[Task directions]: Show all lines holding the string "单元复习方案".

[Given data]:
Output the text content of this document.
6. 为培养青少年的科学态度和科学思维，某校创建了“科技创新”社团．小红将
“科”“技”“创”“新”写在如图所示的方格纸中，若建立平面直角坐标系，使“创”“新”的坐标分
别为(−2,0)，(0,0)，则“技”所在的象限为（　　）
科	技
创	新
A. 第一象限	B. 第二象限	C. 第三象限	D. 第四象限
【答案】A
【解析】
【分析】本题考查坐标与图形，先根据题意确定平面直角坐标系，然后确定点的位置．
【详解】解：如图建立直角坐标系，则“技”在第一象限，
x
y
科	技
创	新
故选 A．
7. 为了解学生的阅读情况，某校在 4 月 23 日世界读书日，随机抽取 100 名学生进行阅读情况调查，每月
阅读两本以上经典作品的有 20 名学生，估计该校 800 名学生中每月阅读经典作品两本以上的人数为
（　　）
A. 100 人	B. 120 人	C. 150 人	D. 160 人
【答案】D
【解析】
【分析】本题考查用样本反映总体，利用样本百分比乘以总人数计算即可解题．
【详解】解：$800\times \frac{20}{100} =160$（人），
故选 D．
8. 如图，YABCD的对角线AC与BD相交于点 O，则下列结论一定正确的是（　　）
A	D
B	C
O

...

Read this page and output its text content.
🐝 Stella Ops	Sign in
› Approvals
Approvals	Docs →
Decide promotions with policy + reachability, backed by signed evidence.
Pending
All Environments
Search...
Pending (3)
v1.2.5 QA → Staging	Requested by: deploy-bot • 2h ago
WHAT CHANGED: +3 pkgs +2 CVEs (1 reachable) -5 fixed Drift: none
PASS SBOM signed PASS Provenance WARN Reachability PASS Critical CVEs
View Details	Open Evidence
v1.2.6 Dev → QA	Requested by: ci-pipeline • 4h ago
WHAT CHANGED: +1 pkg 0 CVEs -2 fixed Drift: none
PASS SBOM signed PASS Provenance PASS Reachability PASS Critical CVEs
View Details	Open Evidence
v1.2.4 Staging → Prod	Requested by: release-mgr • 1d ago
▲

---

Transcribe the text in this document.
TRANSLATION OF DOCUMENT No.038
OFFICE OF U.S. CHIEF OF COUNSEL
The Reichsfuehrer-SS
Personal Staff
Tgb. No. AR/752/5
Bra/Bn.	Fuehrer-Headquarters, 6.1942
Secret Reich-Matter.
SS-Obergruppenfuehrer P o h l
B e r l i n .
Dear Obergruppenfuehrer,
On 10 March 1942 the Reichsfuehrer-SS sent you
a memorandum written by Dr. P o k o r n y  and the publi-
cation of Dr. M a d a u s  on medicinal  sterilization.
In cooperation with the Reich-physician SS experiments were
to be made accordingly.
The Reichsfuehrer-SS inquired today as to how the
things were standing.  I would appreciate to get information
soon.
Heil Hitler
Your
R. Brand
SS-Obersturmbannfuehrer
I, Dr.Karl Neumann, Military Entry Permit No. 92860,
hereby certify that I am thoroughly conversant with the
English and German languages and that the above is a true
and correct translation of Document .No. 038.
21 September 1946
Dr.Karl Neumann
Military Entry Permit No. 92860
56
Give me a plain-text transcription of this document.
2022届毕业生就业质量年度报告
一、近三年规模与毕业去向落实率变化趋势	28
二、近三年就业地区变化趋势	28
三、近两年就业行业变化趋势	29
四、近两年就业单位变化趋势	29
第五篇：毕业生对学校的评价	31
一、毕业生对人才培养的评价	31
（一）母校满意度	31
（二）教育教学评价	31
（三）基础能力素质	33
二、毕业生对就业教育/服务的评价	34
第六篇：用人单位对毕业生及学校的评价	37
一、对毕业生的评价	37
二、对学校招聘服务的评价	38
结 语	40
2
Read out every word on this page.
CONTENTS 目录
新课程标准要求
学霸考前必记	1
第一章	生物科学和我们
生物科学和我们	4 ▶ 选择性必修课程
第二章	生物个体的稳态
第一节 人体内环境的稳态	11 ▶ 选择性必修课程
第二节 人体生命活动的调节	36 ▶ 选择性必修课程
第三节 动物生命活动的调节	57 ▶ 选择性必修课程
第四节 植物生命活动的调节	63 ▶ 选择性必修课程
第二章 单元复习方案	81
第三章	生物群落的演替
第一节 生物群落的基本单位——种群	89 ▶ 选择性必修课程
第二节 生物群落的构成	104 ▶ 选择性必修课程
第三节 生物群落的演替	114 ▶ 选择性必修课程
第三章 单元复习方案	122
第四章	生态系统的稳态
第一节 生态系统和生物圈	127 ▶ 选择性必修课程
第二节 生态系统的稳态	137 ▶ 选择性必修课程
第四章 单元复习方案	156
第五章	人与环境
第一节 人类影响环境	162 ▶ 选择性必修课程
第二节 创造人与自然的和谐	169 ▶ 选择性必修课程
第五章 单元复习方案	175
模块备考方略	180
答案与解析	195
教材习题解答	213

[Solution to this problem]:
第二章 单元复习方案	81
第三章 单元复习方案	122
第四章 单元复习方案	156
第五章 单元复习方案	175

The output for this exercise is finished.